* Problem requirements
Please print all of the material below, word for word.

--- Begin ---

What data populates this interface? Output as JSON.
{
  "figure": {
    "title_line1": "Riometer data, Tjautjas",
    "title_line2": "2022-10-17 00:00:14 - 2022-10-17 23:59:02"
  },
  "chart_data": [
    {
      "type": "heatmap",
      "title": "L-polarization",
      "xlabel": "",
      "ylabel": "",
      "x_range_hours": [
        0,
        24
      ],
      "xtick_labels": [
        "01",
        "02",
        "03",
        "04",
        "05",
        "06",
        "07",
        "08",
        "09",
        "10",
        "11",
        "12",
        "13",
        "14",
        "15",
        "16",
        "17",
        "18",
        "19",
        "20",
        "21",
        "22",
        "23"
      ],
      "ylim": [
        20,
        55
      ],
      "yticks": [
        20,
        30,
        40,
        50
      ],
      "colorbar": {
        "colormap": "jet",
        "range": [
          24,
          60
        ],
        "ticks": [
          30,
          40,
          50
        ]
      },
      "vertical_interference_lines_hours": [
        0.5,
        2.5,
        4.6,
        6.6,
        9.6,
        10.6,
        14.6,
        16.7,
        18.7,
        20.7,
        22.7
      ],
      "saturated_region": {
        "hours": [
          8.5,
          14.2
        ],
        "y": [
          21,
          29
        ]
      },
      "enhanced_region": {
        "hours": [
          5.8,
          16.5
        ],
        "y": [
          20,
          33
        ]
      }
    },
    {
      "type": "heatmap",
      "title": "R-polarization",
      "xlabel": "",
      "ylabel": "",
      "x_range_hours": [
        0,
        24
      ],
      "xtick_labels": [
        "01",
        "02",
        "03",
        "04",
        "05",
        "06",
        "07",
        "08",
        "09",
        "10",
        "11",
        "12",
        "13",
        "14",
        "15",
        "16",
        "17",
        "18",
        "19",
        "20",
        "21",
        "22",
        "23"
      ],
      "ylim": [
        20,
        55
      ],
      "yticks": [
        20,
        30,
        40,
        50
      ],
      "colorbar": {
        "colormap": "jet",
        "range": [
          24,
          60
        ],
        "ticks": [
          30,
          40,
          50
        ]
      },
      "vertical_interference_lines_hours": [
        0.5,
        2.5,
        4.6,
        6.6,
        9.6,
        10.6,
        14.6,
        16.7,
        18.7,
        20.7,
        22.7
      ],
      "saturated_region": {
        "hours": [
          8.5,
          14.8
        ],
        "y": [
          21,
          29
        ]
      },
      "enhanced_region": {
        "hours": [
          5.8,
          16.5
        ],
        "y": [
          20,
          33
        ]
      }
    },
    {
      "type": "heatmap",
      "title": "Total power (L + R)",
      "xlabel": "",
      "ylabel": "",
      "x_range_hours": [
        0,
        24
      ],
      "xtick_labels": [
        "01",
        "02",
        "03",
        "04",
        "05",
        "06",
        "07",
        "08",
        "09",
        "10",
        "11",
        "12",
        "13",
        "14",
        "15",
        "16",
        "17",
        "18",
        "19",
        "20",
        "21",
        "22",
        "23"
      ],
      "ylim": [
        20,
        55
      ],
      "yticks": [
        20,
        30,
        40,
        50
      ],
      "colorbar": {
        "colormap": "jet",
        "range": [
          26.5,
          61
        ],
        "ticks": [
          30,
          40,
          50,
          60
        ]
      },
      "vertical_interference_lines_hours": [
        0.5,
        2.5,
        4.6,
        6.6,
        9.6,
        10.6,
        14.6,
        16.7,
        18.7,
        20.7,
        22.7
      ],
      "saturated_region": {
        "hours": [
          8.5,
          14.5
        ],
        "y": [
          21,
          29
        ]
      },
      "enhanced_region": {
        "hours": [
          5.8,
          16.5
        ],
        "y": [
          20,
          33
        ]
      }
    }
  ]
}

--- End ---

* The answer
What data populates this interface? Output as JSON.
{
  "figure": {
    "title_line1": "Riometer data, Tjautjas",
    "title_line2": "2022-10-17 00:00:14 - 2022-10-17 23:59:02"
  },
  "chart_data": [
    {
      "type": "heatmap",
      "title": "L-polarization",
      "xlabel": "",
      "ylabel": "",
      "x_range_hours": [
        0,
        24
      ],
      "xtick_labels": [
        "01",
        "02",
        "03",
        "04",
        "05",
        "06",
        "07",
        "08",
        "09",
        "10",
        "11",
        "12",
        "13",
        "14",
        "15",
        "16",
        "17",
        "18",
        "19",
        "20",
        "21",
        "22",
        "23"
      ],
      "ylim": [
        20,
        55
      ],
      "yticks": [
        20,
        30,
        40,
        50
      ],
      "colorbar": {
        "colormap": "jet",
        "range": [
          24,
          60
        ],
        "ticks": [
          30,
          40,
          50
        ]
      },
      "vertical_interference_lines_hours": [
        0.5,
        2.5,
        4.6,
        6.6,
        9.6,
        10.6,
        14.6,
        16.7,
        18.7,
        20.7,
        22.7
      ],
      "saturated_region": {
        "hours": [
          8.5,
          14.2
        ],
        "y": [
          21,
          29
        ]
      },
      "enhanced_region": {
        "hours": [
          5.8,
          16.5
        ],
        "y": [
          20,
          33
        ]
      }
    },
    {
      "type": "heatmap",
      "title": "R-polarization",
      "xlabel": "",
      "ylabel": "",
      "x_range_hours": [
        0,
        24
      ],
      "xtick_labels": [
        "01",
        "02",
        "03",
        "04",
        "05",
        "06",
        "07",
        "08",
        "09",
        "10",
        "11",
        "12",
        "13",
        "14",
        "15",
        "16",
        "17",
        "18",
        "19",
        "20",
        "21",
        "22",
        "23"
      ],
      "ylim": [
        20,
        55
      ],
      "yticks": [
        20,
        30,
        40,
        50
      ],
      "colorbar": {
        "colormap": "jet",
        "range": [
          24,
          60
        ],
        "ticks": [
          30,
          40,
          50
        ]
      },
      "vertical_interference_lines_hours": [
        0.5,
        2.5,
        4.6,
        6.6,
        9.6,
        10.6,
        14.6,
        16.7,
        18.7,
        20.7,
        22.7
      ],
      "saturated_region": {
        "hours": [
          8.5,
          14.8
        ],
        "y": [
          21,
          29
        ]
      },
      "enhanced_region": {
        "hours": [
          5.8,
          16.5
        ],
        "y": [
          20,
          33
        ]
      }
    },
    {
      "type": "heatmap",
      "title": "Total power (L + R)",
      "xlabel": "",
      "ylabel": "",
      "x_range_hours": [
        0,
        24
      ],
      "xtick_labels": [
        "01",
        "02",
        "03",
        "04",
        "05",
        "06",
        "07",
        "08",
        "09",
        "10",
        "11",
        "12",
        "13",
        "14",
        "15",
        "16",
        "17",
        "18",
        "19",
        "20",
        "21",
        "22",
        "23"
      ],
      "ylim": [
        20,
        55
      ],
      "yticks": [
        20,
        30,
        40,
        50
      ],
      "colorbar": {
        "colormap": "jet",
        "range": [
          26.5,
          61
        ],
        "ticks": [
          30,
          40,
          50,
          60
        ]
      },
      "vertical_interference_lines_hours": [
        0.5,
        2.5,
        4.6,
        6.6,
        9.6,
        10.6,
        14.6,
        16.7,
        18.7,
        20.7,
        22.7
      ],
      "saturated_region": {
        "hours": [
          8.5,
          14.5
        ],
        "y": [
          21,
          29
        ]
      },
      "enhanced_region": {
        "hours": [
          5.8,
          16.5
        ],
        "y": [
          20,
          33
        ]
      }
    }
  ]
}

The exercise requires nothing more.